- [Directive]: Identify, in the records below, every line where the string "content" appears, and copy each such line.

- [Task input]:
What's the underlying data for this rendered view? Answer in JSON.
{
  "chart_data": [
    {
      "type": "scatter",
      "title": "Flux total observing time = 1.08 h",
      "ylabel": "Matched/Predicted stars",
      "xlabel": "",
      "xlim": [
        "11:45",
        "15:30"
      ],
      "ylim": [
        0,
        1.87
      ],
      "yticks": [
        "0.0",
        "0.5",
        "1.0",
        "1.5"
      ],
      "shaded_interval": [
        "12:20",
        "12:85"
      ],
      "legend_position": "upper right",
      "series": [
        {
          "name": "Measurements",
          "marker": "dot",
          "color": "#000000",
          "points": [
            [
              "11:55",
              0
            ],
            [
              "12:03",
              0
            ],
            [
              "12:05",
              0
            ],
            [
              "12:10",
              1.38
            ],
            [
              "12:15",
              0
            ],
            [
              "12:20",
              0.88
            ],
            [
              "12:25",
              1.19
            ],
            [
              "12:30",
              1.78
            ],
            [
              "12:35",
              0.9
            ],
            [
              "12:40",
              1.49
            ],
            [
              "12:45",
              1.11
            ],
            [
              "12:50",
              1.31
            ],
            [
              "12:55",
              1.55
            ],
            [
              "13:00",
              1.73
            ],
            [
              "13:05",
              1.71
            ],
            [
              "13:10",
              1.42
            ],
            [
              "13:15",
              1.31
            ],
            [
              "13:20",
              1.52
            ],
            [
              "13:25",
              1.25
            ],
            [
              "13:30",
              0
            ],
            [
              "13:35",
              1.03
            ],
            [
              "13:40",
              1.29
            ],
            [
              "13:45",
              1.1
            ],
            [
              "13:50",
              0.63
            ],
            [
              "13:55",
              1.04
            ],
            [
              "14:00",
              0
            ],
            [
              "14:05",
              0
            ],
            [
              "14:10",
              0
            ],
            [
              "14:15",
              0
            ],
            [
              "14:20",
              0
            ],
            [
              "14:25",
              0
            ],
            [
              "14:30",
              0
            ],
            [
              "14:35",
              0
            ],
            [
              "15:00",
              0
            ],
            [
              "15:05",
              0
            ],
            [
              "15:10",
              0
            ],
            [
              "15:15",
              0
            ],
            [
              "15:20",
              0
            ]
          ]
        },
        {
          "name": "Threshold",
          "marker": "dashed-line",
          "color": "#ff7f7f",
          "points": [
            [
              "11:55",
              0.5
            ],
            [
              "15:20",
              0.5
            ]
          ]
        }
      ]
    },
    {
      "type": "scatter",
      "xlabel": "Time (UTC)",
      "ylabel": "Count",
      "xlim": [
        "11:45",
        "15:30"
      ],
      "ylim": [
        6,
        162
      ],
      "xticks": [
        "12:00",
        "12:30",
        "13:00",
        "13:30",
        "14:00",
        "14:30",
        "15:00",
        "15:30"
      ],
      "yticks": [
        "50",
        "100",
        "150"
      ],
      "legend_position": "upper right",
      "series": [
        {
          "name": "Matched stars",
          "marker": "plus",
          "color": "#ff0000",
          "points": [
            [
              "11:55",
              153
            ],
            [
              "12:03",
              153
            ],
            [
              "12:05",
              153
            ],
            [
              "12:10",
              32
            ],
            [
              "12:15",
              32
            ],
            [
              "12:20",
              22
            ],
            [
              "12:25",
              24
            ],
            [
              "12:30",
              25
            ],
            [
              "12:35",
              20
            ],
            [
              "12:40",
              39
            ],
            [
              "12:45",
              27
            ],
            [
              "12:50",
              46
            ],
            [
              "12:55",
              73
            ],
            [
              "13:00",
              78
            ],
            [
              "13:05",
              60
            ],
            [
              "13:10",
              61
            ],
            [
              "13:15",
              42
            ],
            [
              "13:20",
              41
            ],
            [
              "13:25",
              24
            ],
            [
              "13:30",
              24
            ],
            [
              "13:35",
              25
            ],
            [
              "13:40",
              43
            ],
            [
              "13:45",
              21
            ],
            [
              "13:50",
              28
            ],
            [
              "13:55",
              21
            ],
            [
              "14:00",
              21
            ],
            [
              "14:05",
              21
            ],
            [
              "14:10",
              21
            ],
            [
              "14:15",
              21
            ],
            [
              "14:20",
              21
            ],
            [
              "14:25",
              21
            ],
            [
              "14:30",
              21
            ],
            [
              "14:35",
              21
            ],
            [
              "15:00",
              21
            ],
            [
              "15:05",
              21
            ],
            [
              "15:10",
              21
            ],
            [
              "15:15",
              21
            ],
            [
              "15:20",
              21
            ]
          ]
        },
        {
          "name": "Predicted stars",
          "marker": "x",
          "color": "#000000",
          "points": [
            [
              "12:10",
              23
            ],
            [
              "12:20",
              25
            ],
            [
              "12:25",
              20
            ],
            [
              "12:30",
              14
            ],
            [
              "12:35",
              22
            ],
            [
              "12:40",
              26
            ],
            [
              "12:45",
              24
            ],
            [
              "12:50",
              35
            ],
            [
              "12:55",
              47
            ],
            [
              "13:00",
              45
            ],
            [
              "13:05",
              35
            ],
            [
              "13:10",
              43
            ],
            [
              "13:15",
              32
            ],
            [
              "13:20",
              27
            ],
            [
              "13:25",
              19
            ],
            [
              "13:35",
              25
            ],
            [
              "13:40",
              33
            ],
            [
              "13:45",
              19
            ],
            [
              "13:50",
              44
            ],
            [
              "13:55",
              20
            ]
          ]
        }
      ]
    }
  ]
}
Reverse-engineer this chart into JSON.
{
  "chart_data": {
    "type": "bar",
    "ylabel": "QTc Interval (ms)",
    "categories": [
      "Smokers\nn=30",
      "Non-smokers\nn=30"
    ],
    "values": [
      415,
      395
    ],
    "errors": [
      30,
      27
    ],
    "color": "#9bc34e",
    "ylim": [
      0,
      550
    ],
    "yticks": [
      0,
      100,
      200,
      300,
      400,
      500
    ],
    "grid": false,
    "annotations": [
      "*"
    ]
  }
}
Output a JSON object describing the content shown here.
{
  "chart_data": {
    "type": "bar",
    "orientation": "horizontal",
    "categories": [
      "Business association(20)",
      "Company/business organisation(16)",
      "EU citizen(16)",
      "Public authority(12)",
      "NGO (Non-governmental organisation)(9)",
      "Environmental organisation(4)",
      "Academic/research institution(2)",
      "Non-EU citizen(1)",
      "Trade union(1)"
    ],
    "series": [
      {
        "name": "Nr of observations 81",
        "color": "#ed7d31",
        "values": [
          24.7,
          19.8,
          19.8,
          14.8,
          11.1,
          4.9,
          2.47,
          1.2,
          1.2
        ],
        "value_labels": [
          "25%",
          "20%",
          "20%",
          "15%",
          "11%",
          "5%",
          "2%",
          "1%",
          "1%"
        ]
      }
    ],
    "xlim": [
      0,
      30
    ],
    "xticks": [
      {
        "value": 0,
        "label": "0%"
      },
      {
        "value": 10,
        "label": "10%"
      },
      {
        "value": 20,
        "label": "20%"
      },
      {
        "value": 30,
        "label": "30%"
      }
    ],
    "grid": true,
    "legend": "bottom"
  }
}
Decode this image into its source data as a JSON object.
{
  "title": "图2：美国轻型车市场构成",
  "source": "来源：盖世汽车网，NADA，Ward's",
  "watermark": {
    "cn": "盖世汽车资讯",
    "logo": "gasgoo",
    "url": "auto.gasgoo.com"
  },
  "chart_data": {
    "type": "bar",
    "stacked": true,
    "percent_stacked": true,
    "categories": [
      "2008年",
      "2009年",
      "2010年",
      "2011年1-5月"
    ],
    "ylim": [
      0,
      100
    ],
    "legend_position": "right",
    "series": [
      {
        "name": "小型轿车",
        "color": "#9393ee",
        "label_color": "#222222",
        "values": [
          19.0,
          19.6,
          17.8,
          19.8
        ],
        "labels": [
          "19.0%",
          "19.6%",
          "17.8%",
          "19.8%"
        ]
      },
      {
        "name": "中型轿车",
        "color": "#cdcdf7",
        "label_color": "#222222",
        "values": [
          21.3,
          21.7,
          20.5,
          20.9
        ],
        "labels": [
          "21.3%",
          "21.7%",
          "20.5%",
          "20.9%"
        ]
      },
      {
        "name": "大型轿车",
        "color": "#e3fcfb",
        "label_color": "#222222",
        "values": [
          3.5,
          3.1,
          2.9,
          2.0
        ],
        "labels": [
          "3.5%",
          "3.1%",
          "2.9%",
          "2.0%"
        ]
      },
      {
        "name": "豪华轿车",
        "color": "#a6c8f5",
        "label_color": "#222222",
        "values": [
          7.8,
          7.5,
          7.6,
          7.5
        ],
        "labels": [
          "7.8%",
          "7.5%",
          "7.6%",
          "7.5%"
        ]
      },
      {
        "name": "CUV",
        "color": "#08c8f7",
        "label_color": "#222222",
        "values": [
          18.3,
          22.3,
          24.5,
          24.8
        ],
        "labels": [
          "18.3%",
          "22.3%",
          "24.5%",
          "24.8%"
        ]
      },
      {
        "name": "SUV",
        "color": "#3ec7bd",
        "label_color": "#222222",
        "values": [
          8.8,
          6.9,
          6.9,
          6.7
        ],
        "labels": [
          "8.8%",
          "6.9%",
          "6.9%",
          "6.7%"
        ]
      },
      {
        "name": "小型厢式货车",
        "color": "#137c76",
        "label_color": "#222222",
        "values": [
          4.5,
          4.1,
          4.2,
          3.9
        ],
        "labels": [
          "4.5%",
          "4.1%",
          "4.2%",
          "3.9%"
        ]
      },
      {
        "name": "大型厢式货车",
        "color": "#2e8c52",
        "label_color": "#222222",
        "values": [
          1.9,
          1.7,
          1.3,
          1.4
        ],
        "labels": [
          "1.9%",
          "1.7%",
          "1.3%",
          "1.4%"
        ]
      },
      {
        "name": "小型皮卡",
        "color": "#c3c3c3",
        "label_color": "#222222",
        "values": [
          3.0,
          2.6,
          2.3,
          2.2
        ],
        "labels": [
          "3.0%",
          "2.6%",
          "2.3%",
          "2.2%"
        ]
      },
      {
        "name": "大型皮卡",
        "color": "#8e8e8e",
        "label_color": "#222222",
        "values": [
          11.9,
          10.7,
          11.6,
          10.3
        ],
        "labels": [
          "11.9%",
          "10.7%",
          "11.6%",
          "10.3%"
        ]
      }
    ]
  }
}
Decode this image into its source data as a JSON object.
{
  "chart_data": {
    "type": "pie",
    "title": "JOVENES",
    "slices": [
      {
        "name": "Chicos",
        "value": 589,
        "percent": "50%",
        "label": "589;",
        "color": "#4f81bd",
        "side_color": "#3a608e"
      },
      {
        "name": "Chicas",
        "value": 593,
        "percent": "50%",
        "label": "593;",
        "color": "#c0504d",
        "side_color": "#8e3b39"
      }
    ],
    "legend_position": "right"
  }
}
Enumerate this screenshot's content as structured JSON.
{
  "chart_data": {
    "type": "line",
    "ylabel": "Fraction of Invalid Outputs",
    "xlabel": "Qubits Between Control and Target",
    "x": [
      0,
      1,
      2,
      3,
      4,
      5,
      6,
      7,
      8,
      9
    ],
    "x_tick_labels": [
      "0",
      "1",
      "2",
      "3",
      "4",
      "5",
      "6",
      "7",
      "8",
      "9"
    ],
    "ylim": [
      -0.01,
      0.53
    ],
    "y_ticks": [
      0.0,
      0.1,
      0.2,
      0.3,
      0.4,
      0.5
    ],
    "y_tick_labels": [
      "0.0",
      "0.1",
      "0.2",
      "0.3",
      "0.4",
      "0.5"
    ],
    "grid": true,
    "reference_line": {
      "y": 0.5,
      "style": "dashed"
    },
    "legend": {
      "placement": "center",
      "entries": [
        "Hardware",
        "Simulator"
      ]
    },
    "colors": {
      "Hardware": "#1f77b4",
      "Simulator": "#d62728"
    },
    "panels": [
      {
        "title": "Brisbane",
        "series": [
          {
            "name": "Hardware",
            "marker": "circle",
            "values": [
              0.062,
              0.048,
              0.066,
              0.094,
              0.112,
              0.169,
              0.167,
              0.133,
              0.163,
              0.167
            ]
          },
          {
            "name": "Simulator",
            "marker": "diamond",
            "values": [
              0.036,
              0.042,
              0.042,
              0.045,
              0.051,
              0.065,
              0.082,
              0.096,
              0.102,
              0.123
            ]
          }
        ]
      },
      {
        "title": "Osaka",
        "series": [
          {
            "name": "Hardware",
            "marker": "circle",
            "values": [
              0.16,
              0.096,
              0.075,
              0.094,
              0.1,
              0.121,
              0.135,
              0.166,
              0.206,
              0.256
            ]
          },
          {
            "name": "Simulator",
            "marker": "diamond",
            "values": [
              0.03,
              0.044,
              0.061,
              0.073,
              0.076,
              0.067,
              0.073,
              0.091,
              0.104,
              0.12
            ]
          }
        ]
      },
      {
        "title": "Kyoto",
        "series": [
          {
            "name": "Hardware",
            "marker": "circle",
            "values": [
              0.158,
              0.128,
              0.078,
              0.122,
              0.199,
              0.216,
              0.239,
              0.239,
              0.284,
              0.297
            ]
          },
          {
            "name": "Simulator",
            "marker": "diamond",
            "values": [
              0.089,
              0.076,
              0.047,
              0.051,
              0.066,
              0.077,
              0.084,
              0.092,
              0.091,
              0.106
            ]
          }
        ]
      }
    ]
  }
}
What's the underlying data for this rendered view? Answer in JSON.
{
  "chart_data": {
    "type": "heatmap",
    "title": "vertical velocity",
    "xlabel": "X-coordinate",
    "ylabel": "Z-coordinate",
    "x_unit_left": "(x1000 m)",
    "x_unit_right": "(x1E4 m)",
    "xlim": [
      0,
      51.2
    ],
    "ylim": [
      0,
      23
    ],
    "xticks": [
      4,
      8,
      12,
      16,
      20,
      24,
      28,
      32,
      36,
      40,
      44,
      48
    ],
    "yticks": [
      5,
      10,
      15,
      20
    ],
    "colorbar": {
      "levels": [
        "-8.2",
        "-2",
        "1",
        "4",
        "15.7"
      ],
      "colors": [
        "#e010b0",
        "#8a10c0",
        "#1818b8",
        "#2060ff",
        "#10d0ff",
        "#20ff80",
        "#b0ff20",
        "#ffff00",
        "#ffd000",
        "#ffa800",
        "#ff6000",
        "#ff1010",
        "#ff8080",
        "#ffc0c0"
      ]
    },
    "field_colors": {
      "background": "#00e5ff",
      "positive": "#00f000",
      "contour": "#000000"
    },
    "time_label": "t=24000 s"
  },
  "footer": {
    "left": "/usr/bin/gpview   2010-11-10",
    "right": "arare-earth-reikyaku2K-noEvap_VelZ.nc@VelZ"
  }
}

- [Solution to this task]:
Output a JSON object describing the content shown here.
Enumerate this screenshot's content as structured JSON.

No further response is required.